* [EXERCISE PROMPT]:
Leaving out the pictures, please retype each record exactly.

* [EXTRACTED ENTRIES]:
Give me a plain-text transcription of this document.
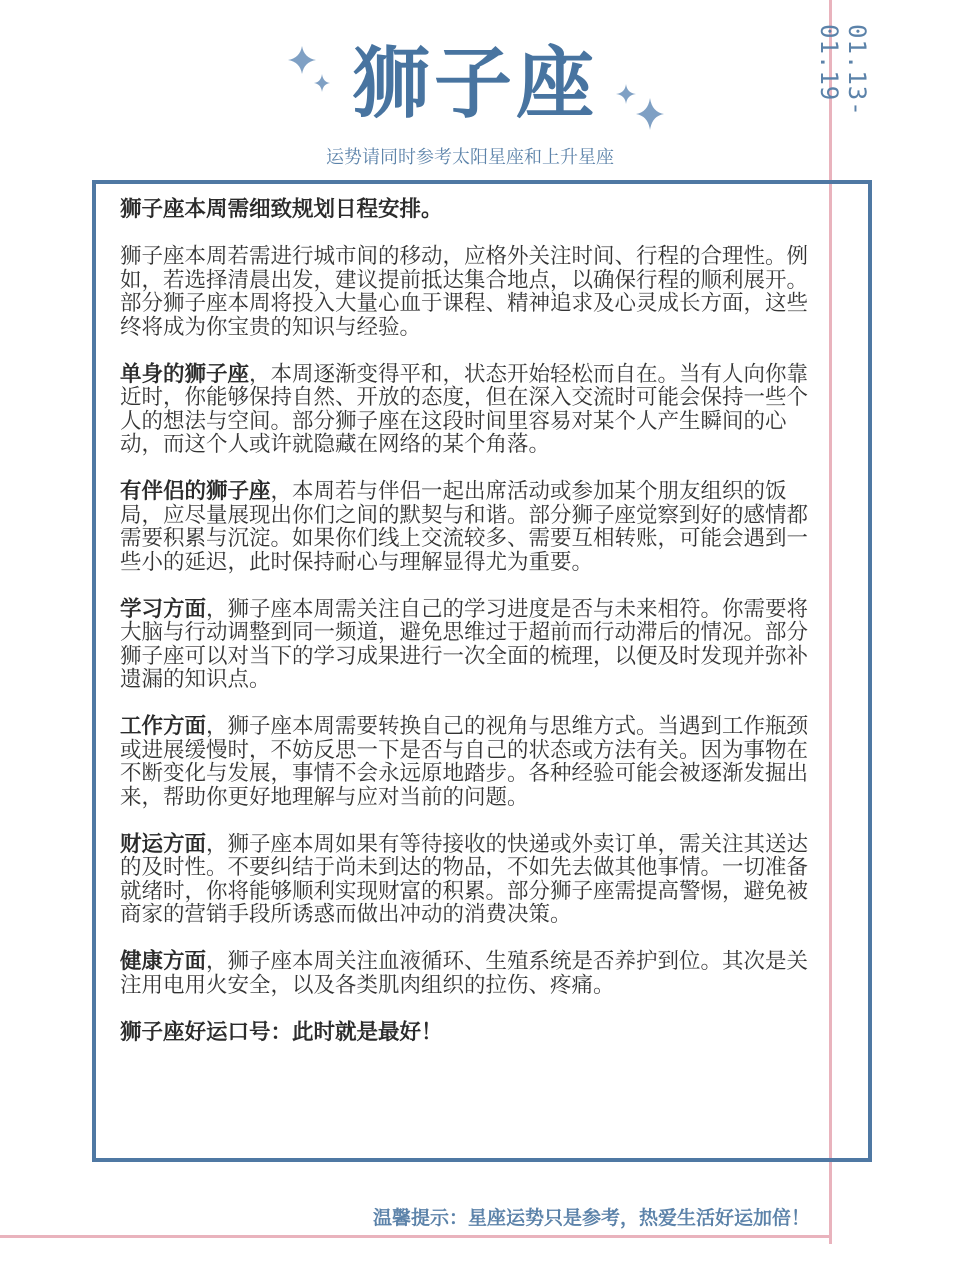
01.13-01.19
狮子座
运势请同时参考太阳星座和上升星座

狮子座本周需细致规划日程安排。

狮子座本周若需进行城市间的移动，应格外关注时间、行程的合理性。例如，若选择清晨出发，建议提前抵达集合地点，以确保行程的顺利展开。部分狮子座本周将投入大量心血于课程、精神追求及心灵成长方面，这些终将成为你宝贵的知识与经验。

单身的狮子座，本周逐渐变得平和，状态开始轻松而自在。当有人向你靠近时，你能够保持自然、开放的态度，但在深入交流时可能会保持一些个人的想法与空间。部分狮子座在这段时间里容易对某个人产生瞬间的心动，而这个人或许就隐藏在网络的某个角落。

有伴侣的狮子座，本周若与伴侣一起出席活动或参加某个朋友组织的饭局，应尽量展现出你们之间的默契与和谐。部分狮子座觉察到好的感情都需要积累与沉淀。如果你们线上交流较多、需要互相转账，可能会遇到一些小的延迟，此时保持耐心与理解显得尤为重要。

学习方面，狮子座本周需关注自己的学习进度是否与未来相符。你需要将大脑与行动调整到同一频道，避免思维过于超前而行动滞后的情况。部分狮子座可以对当下的学习成果进行一次全面的梳理，以便及时发现并弥补遗漏的知识点。

工作方面，狮子座本周需要转换自己的视角与思维方式。当遇到工作瓶颈或进展缓慢时，不妨反思一下是否与自己的状态或方法有关。因为事物在不断变化与发展，事情不会永远原地踏步。各种经验可能会被逐渐发掘出来，帮助你更好地理解与应对当前的问题。

财运方面，狮子座本周如果有等待接收的快递或外卖订单，需关注其送达的及时性。不要纠结于尚未到达的物品，不如先去做其他事情。一切准备就绪时，你将能够顺利实现财富的积累。部分狮子座需提高警惕，避免被商家的营销手段所诱惑而做出冲动的消费决策。

健康方面，狮子座本周关注血液循环、生殖系统是否养护到位。其次是关注用电用火安全，以及各类肌肉组织的拉伤、疼痛。

狮子座好运口号：此时就是最好！

温馨提示：星座运势只是参考，热爱生活好运加倍！
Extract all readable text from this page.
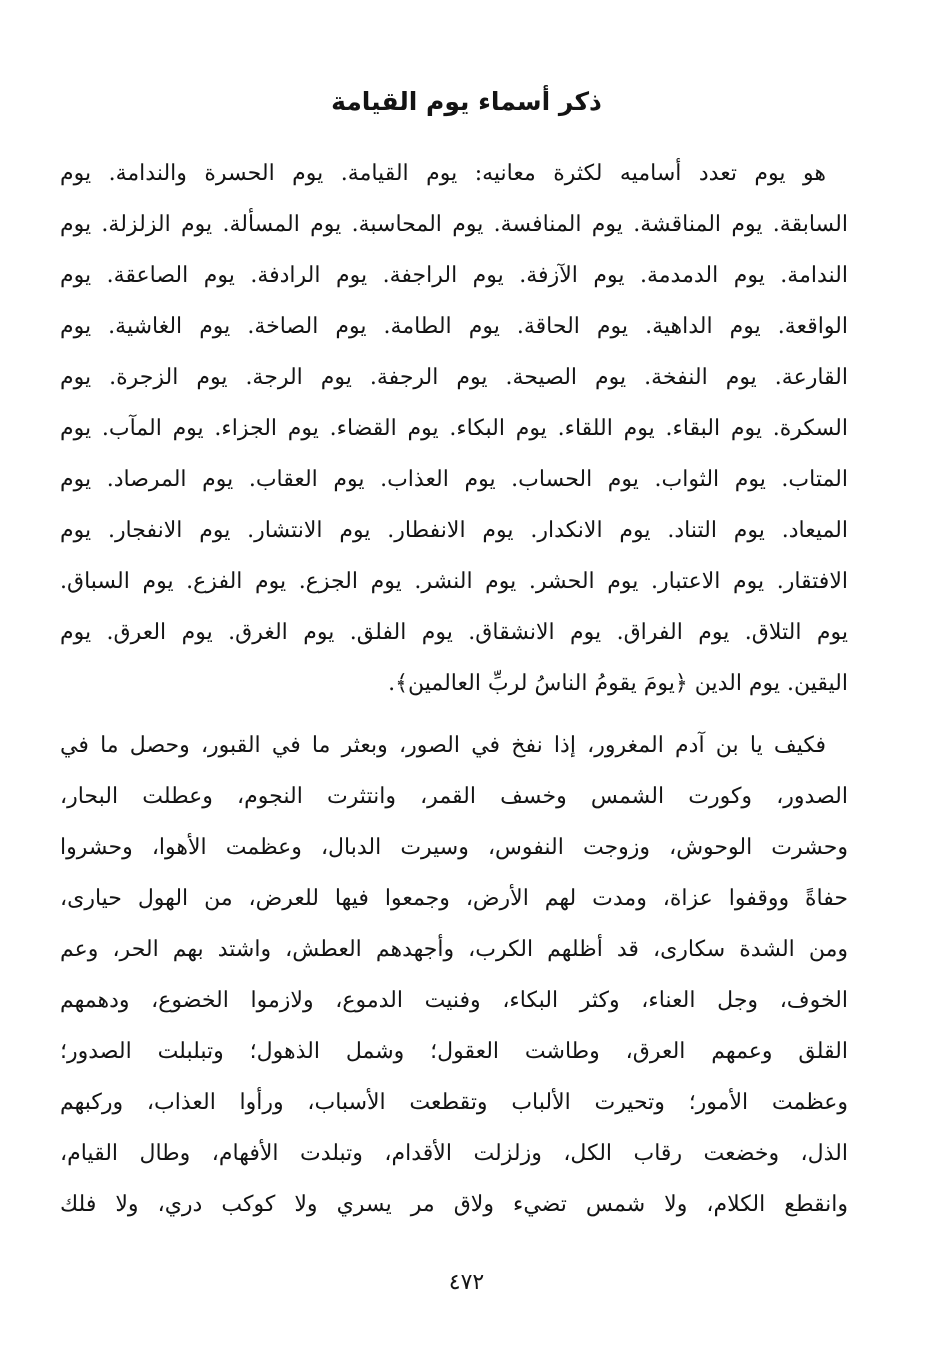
ذكر أسماء يوم القيامة
هو يوم تعدد أساميه لكثرة معانيه: يوم القيامة. يوم الحسرة والندامة. يوم
السابقة. يوم المناقشة. يوم المنافسة. يوم المحاسبة. يوم المسألة. يوم الزلزلة. يوم
الندامة. يوم الدمدمة. يوم الآزفة. يوم الراجفة. يوم الرادفة. يوم الصاعقة. يوم
الواقعة. يوم الداهية. يوم الحاقة. يوم الطامة. يوم الصاخة. يوم الغاشية. يوم
القارعة. يوم النفخة. يوم الصيحة. يوم الرجفة. يوم الرجة. يوم الزجرة. يوم
السكرة. يوم البقاء. يوم اللقاء. يوم البكاء. يوم القضاء. يوم الجزاء. يوم المآب. يوم
المتاب. يوم الثواب. يوم الحساب. يوم العذاب. يوم العقاب. يوم المرصاد. يوم
الميعاد. يوم التناد. يوم الانكدار. يوم الانفطار. يوم الانتشار. يوم الانفجار. يوم
الافتقار. يوم الاعتبار. يوم الحشر. يوم النشر. يوم الجزع. يوم الفزع. يوم السباق.
يوم التلاق. يوم الفراق. يوم الانشقاق. يوم الفلق. يوم الغرق. يوم العرق. يوم
اليقين. يوم الدين ﴿يومَ يقومُ الناسُ لربِّ العالمين﴾.
فكيف يا بن آدم المغرور، إذا نفخ في الصور، وبعثر ما في القبور، وحصل ما في
الصدور، وكورت الشمس وخسف القمر، وانتثرت النجوم، وعطلت البحار،
وحشرت الوحوش، وزوجت النفوس، وسيرت الدبال، وعظمت الأهوا، وحشروا
حفاةً ووقفوا عزاة، ومدت لهم الأرض، وجمعوا فيها للعرض، من الهول حيارى،
ومن الشدة سكارى، قد أظلهم الكرب، وأجهدهم العطش، واشتد بهم الحر، وعم
الخوف، وجل العناء، وكثر البكاء، وفنيت الدموع، ولازموا الخضوع، ودهمهم
القلق وعمهم العرق، وطاشت العقول؛ وشمل الذهول؛ وتبلبلت الصدور؛
وعظمت الأمور؛ وتحيرت الألباب وتقطعت الأسباب، ورأوا العذاب، وركبهم
الذل، وخضعت رقاب الكل، وزلزلت الأقدام، وتبلدت الأفهام، وطال القيام،
وانقطع الكلام، ولا شمس تضيء ولاق مر يسري ولا كوكب دري، ولا فلك
٤٧٢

* [ANSWER IN FULL]:
Give me a plain-text transcription of this document.
01.13-01.19
狮子座
运势请同时参考太阳星座和上升星座

狮子座本周需细致规划日程安排。

狮子座本周若需进行城市间的移动，应格外关注时间、行程的合理性。例如，若选择清晨出发，建议提前抵达集合地点，以确保行程的顺利展开。部分狮子座本周将投入大量心血于课程、精神追求及心灵成长方面，这些终将成为你宝贵的知识与经验。

单身的狮子座，本周逐渐变得平和，状态开始轻松而自在。当有人向你靠近时，你能够保持自然、开放的态度，但在深入交流时可能会保持一些个人的想法与空间。部分狮子座在这段时间里容易对某个人产生瞬间的心动，而这个人或许就隐藏在网络的某个角落。

有伴侣的狮子座，本周若与伴侣一起出席活动或参加某个朋友组织的饭局，应尽量展现出你们之间的默契与和谐。部分狮子座觉察到好的感情都需要积累与沉淀。如果你们线上交流较多、需要互相转账，可能会遇到一些小的延迟，此时保持耐心与理解显得尤为重要。

学习方面，狮子座本周需关注自己的学习进度是否与未来相符。你需要将大脑与行动调整到同一频道，避免思维过于超前而行动滞后的情况。部分狮子座可以对当下的学习成果进行一次全面的梳理，以便及时发现并弥补遗漏的知识点。

工作方面，狮子座本周需要转换自己的视角与思维方式。当遇到工作瓶颈或进展缓慢时，不妨反思一下是否与自己的状态或方法有关。因为事物在不断变化与发展，事情不会永远原地踏步。各种经验可能会被逐渐发掘出来，帮助你更好地理解与应对当前的问题。

财运方面，狮子座本周如果有等待接收的快递或外卖订单，需关注其送达的及时性。不要纠结于尚未到达的物品，不如先去做其他事情。一切准备就绪时，你将能够顺利实现财富的积累。部分狮子座需提高警惕，避免被商家的营销手段所诱惑而做出冲动的消费决策。

健康方面，狮子座本周关注血液循环、生殖系统是否养护到位。其次是关注用电用火安全，以及各类肌肉组织的拉伤、疼痛。

狮子座好运口号：此时就是最好！

温馨提示：星座运势只是参考，热爱生活好运加倍！
Extract all readable text from this page.
ذكر أسماء يوم القيامة
هو يوم تعدد أساميه لكثرة معانيه: يوم القيامة. يوم الحسرة والندامة. يوم
السابقة. يوم المناقشة. يوم المنافسة. يوم المحاسبة. يوم المسألة. يوم الزلزلة. يوم
الندامة. يوم الدمدمة. يوم الآزفة. يوم الراجفة. يوم الرادفة. يوم الصاعقة. يوم
الواقعة. يوم الداهية. يوم الحاقة. يوم الطامة. يوم الصاخة. يوم الغاشية. يوم
القارعة. يوم النفخة. يوم الصيحة. يوم الرجفة. يوم الرجة. يوم الزجرة. يوم
السكرة. يوم البقاء. يوم اللقاء. يوم البكاء. يوم القضاء. يوم الجزاء. يوم المآب. يوم
المتاب. يوم الثواب. يوم الحساب. يوم العذاب. يوم العقاب. يوم المرصاد. يوم
الميعاد. يوم التناد. يوم الانكدار. يوم الانفطار. يوم الانتشار. يوم الانفجار. يوم
الافتقار. يوم الاعتبار. يوم الحشر. يوم النشر. يوم الجزع. يوم الفزع. يوم السباق.
يوم التلاق. يوم الفراق. يوم الانشقاق. يوم الفلق. يوم الغرق. يوم العرق. يوم
اليقين. يوم الدين ﴿يومَ يقومُ الناسُ لربِّ العالمين﴾.
فكيف يا بن آدم المغرور، إذا نفخ في الصور، وبعثر ما في القبور، وحصل ما في
الصدور، وكورت الشمس وخسف القمر، وانتثرت النجوم، وعطلت البحار،
وحشرت الوحوش، وزوجت النفوس، وسيرت الدبال، وعظمت الأهوا، وحشروا
حفاةً ووقفوا عزاة، ومدت لهم الأرض، وجمعوا فيها للعرض، من الهول حيارى،
ومن الشدة سكارى، قد أظلهم الكرب، وأجهدهم العطش، واشتد بهم الحر، وعم
الخوف، وجل العناء، وكثر البكاء، وفنيت الدموع، ولازموا الخضوع، ودهمهم
القلق وعمهم العرق، وطاشت العقول؛ وشمل الذهول؛ وتبلبلت الصدور؛
وعظمت الأمور؛ وتحيرت الألباب وتقطعت الأسباب، ورأوا العذاب، وركبهم
الذل، وخضعت رقاب الكل، وزلزلت الأقدام، وتبلدت الأفهام، وطال القيام،
وانقطع الكلام، ولا شمس تضيء ولاق مر يسري ولا كوكب دري، ولا فلك
٤٧٢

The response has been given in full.